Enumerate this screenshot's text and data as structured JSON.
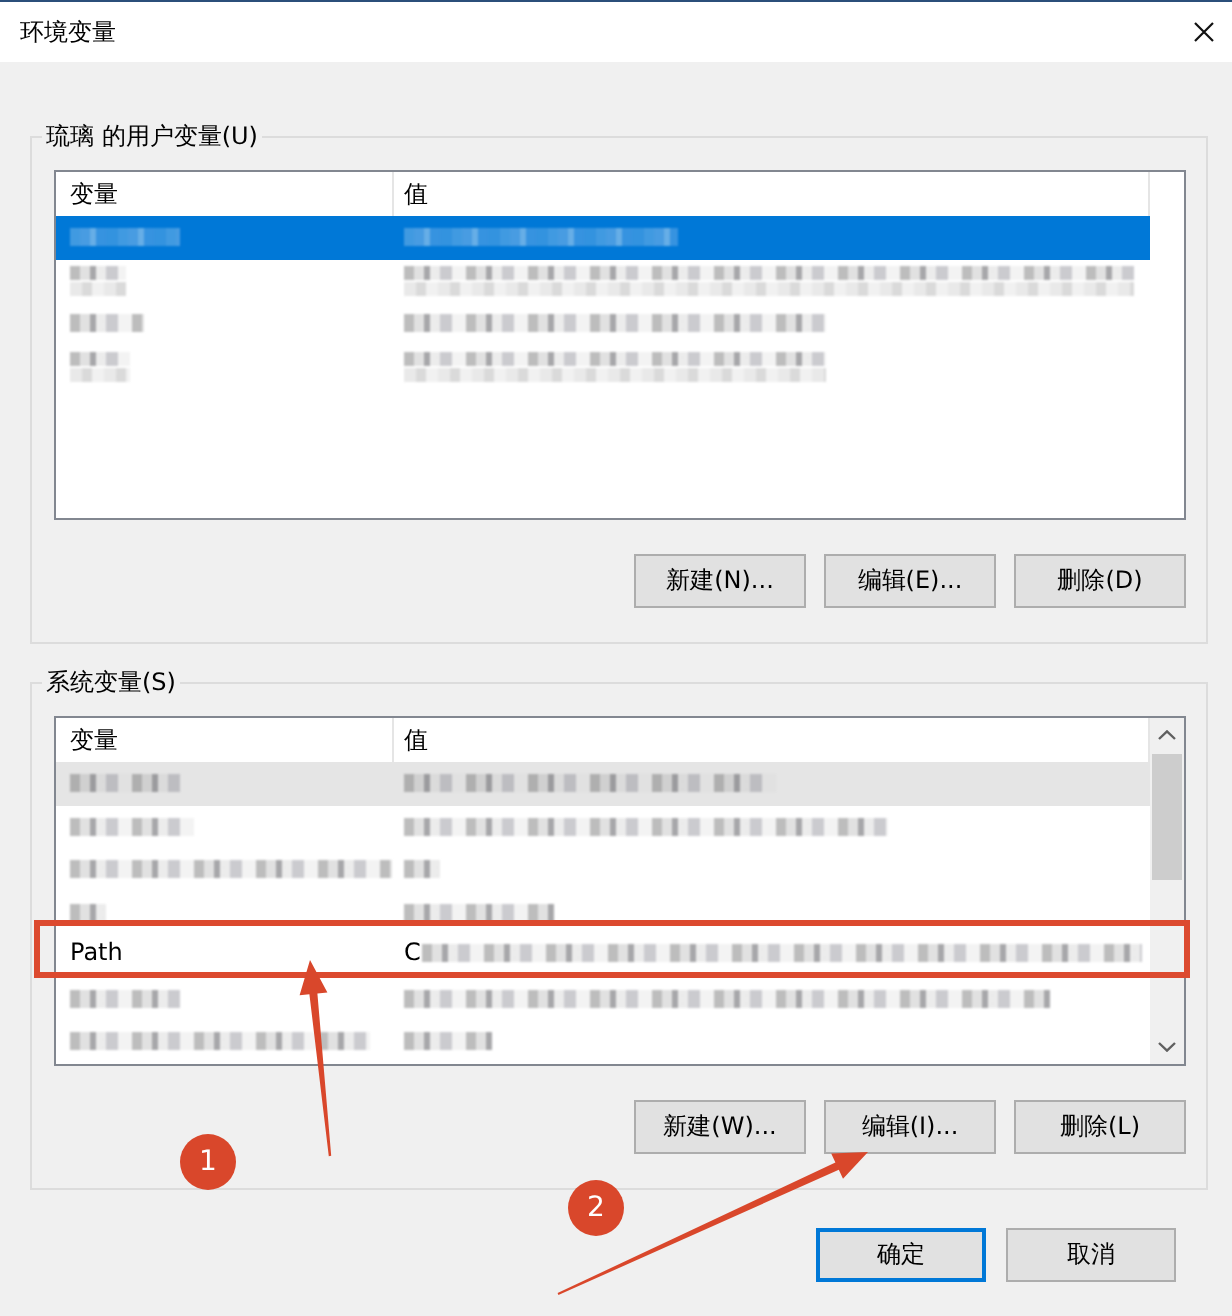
{
  "window": {
    "title": "环境变量"
  },
  "user_variables": {
    "label": "琉璃 的用户变量(U)",
    "list": {
      "focused": true,
      "scrollbar": false,
      "columns": [
        "变量",
        "值"
      ],
      "rows": [
        {
          "selected": true,
          "highlighted": false,
          "cells": [
            {
              "kind": "blurred"
            },
            {
              "kind": "blurred"
            }
          ]
        },
        {
          "selected": false,
          "highlighted": false,
          "cells": [
            {
              "kind": "blurred"
            },
            {
              "kind": "blurred"
            }
          ]
        },
        {
          "selected": false,
          "highlighted": false,
          "cells": [
            {
              "kind": "blurred"
            },
            {
              "kind": "blurred"
            }
          ]
        },
        {
          "selected": false,
          "highlighted": false,
          "cells": [
            {
              "kind": "blurred"
            },
            {
              "kind": "blurred"
            }
          ]
        }
      ]
    },
    "buttons": [
      {
        "label": "新建(N)..."
      },
      {
        "label": "编辑(E)..."
      },
      {
        "label": "删除(D)"
      }
    ]
  },
  "system_variables": {
    "label": "系统变量(S)",
    "list": {
      "focused": false,
      "scrollbar": true,
      "columns": [
        "变量",
        "值"
      ],
      "rows": [
        {
          "selected": true,
          "highlighted": false,
          "cells": [
            {
              "kind": "blurred"
            },
            {
              "kind": "blurred"
            }
          ]
        },
        {
          "selected": false,
          "highlighted": false,
          "cells": [
            {
              "kind": "blurred"
            },
            {
              "kind": "blurred"
            }
          ]
        },
        {
          "selected": false,
          "highlighted": false,
          "cells": [
            {
              "kind": "blurred"
            },
            {
              "kind": "blurred"
            }
          ]
        },
        {
          "selected": false,
          "highlighted": false,
          "cells": [
            {
              "kind": "blurred"
            },
            {
              "kind": "blurred"
            }
          ]
        },
        {
          "selected": false,
          "highlighted": true,
          "cells": [
            {
              "kind": "text",
              "text": "Path"
            },
            {
              "kind": "partly_blurred",
              "text": "C"
            }
          ]
        },
        {
          "selected": false,
          "highlighted": false,
          "cells": [
            {
              "kind": "blurred"
            },
            {
              "kind": "blurred"
            }
          ]
        },
        {
          "selected": false,
          "highlighted": false,
          "cells": [
            {
              "kind": "blurred"
            },
            {
              "kind": "blurred"
            }
          ]
        }
      ]
    },
    "buttons": [
      {
        "label": "新建(W)..."
      },
      {
        "label": "编辑(I)..."
      },
      {
        "label": "删除(L)"
      }
    ]
  },
  "dialog_buttons": [
    {
      "label": "确定",
      "default": true
    },
    {
      "label": "取消",
      "default": false
    }
  ],
  "annotations": [
    {
      "kind": "step",
      "label": "1"
    },
    {
      "kind": "step",
      "label": "2"
    }
  ]
}
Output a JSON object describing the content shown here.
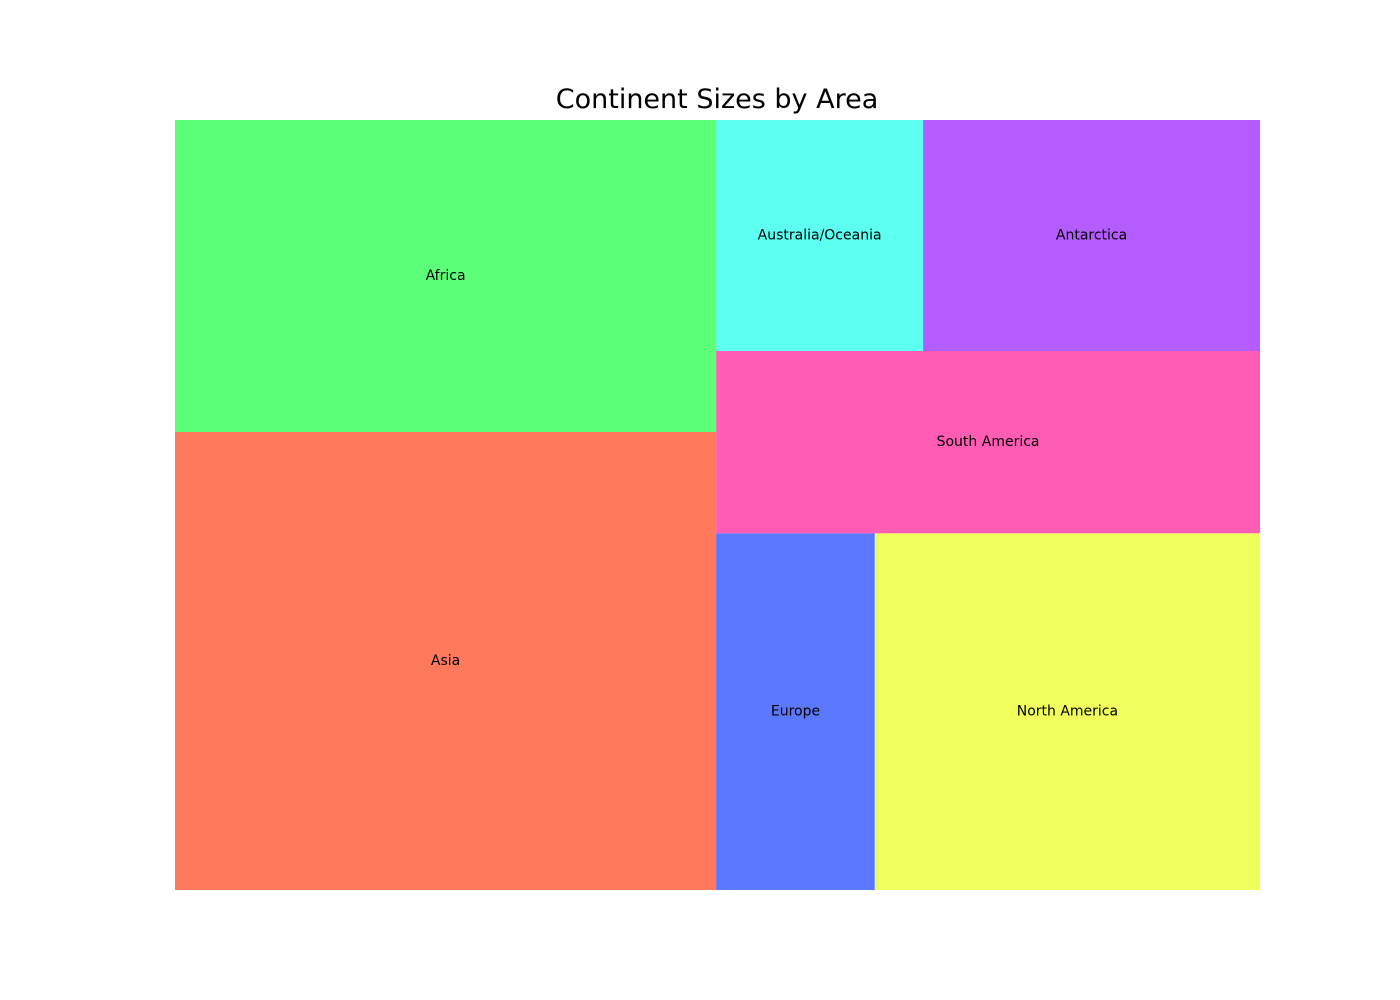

* * *

→ REQUIRED TASK
With the pictures omitted, reproduce the records in full and exactly.

→ SOLUTION FOR THIS EXERCISE
Enumerate this screenshot's text and data as structured JSON.
{
  "window": {
    "title": "环境变量"
  },
  "user_variables": {
    "label": "琉璃 的用户变量(U)",
    "list": {
      "focused": true,
      "scrollbar": false,
      "columns": [
        "变量",
        "值"
      ],
      "rows": [
        {
          "selected": true,
          "highlighted": false,
          "cells": [
            {
              "kind": "blurred"
            },
            {
              "kind": "blurred"
            }
          ]
        },
        {
          "selected": false,
          "highlighted": false,
          "cells": [
            {
              "kind": "blurred"
            },
            {
              "kind": "blurred"
            }
          ]
        },
        {
          "selected": false,
          "highlighted": false,
          "cells": [
            {
              "kind": "blurred"
            },
            {
              "kind": "blurred"
            }
          ]
        },
        {
          "selected": false,
          "highlighted": false,
          "cells": [
            {
              "kind": "blurred"
            },
            {
              "kind": "blurred"
            }
          ]
        }
      ]
    },
    "buttons": [
      {
        "label": "新建(N)..."
      },
      {
        "label": "编辑(E)..."
      },
      {
        "label": "删除(D)"
      }
    ]
  },
  "system_variables": {
    "label": "系统变量(S)",
    "list": {
      "focused": false,
      "scrollbar": true,
      "columns": [
        "变量",
        "值"
      ],
      "rows": [
        {
          "selected": true,
          "highlighted": false,
          "cells": [
            {
              "kind": "blurred"
            },
            {
              "kind": "blurred"
            }
          ]
        },
        {
          "selected": false,
          "highlighted": false,
          "cells": [
            {
              "kind": "blurred"
            },
            {
              "kind": "blurred"
            }
          ]
        },
        {
          "selected": false,
          "highlighted": false,
          "cells": [
            {
              "kind": "blurred"
            },
            {
              "kind": "blurred"
            }
          ]
        },
        {
          "selected": false,
          "highlighted": false,
          "cells": [
            {
              "kind": "blurred"
            },
            {
              "kind": "blurred"
            }
          ]
        },
        {
          "selected": false,
          "highlighted": true,
          "cells": [
            {
              "kind": "text",
              "text": "Path"
            },
            {
              "kind": "partly_blurred",
              "text": "C"
            }
          ]
        },
        {
          "selected": false,
          "highlighted": false,
          "cells": [
            {
              "kind": "blurred"
            },
            {
              "kind": "blurred"
            }
          ]
        },
        {
          "selected": false,
          "highlighted": false,
          "cells": [
            {
              "kind": "blurred"
            },
            {
              "kind": "blurred"
            }
          ]
        }
      ]
    },
    "buttons": [
      {
        "label": "新建(W)..."
      },
      {
        "label": "编辑(I)..."
      },
      {
        "label": "删除(L)"
      }
    ]
  },
  "dialog_buttons": [
    {
      "label": "确定",
      "default": true
    },
    {
      "label": "取消",
      "default": false
    }
  ],
  "annotations": [
    {
      "kind": "step",
      "label": "1"
    },
    {
      "kind": "step",
      "label": "2"
    }
  ]
}
Output a JSON object describing the content shown here.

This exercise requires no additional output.